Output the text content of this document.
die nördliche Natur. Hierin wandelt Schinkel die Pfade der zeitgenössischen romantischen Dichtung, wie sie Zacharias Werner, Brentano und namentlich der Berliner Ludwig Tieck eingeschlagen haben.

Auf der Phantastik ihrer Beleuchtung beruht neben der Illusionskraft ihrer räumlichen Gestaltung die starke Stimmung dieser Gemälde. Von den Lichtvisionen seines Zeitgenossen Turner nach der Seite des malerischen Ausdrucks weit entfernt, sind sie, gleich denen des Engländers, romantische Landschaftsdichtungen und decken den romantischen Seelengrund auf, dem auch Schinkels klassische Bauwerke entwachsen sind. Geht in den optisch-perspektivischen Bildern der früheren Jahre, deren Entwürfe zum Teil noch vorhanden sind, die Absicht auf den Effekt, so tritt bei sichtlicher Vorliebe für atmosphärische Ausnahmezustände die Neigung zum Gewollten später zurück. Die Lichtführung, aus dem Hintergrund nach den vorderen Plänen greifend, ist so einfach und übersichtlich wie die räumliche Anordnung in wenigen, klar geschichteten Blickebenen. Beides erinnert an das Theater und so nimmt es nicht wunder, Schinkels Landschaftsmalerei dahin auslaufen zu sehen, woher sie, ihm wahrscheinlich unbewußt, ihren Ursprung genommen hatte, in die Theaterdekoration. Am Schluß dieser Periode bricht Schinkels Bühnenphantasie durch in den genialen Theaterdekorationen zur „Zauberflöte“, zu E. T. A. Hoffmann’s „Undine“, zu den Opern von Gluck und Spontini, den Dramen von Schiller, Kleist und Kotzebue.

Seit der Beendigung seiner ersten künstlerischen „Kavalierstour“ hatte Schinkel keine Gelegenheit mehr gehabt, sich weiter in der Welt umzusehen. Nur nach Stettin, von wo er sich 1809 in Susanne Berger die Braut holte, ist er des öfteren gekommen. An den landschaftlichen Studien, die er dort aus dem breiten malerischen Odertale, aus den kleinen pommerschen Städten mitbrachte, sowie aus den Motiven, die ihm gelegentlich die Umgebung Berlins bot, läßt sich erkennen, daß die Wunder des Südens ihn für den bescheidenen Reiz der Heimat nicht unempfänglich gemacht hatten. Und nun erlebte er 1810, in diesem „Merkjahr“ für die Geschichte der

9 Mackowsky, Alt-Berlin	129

▶ **INSTRUCTIONS FOR THE TASK**:
Repeat each entry above exactly as shown.

▶ **EXERCISE RESPONSE**:
Output the text content of this document.
die nördliche Natur. Hierin wandelt Schinkel die Pfade der zeitgenössischen romantischen Dichtung, wie sie Zacharias Werner, Brentano und namentlich der Berliner Ludwig Tieck eingeschlagen haben.

Auf der Phantastik ihrer Beleuchtung beruht neben der Illusionskraft ihrer räumlichen Gestaltung die starke Stimmung dieser Gemälde. Von den Lichtvisionen seines Zeitgenossen Turner nach der Seite des malerischen Ausdrucks weit entfernt, sind sie, gleich denen des Engländers, romantische Landschaftsdichtungen und decken den romantischen Seelengrund auf, dem auch Schinkels klassische Bauwerke entwachsen sind. Geht in den optisch-perspektivischen Bildern der früheren Jahre, deren Entwürfe zum Teil noch vorhanden sind, die Absicht auf den Effekt, so tritt bei sichtlicher Vorliebe für atmosphärische Ausnahmezustände die Neigung zum Gewollten später zurück. Die Lichtführung, aus dem Hintergrund nach den vorderen Plänen greifend, ist so einfach und übersichtlich wie die räumliche Anordnung in wenigen, klar geschichteten Blickebenen. Beides erinnert an das Theater und so nimmt es nicht wunder, Schinkels Landschaftsmalerei dahin auslaufen zu sehen, woher sie, ihm wahrscheinlich unbewußt, ihren Ursprung genommen hatte, in die Theaterdekoration. Am Schluß dieser Periode bricht Schinkels Bühnenphantasie durch in den genialen Theaterdekorationen zur „Zauberflöte“, zu E. T. A. Hoffmann’s „Undine“, zu den Opern von Gluck und Spontini, den Dramen von Schiller, Kleist und Kotzebue.

Seit der Beendigung seiner ersten künstlerischen „Kavalierstour“ hatte Schinkel keine Gelegenheit mehr gehabt, sich weiter in der Welt umzusehen. Nur nach Stettin, von wo er sich 1809 in Susanne Berger die Braut holte, ist er des öfteren gekommen. An den landschaftlichen Studien, die er dort aus dem breiten malerischen Odertale, aus den kleinen pommerschen Städten mitbrachte, sowie aus den Motiven, die ihm gelegentlich die Umgebung Berlins bot, läßt sich erkennen, daß die Wunder des Südens ihn für den bescheidenen Reiz der Heimat nicht unempfänglich gemacht hatten. Und nun erlebte er 1810, in diesem „Merkjahr“ für die Geschichte der

9 Mackowsky, Alt-Berlin	129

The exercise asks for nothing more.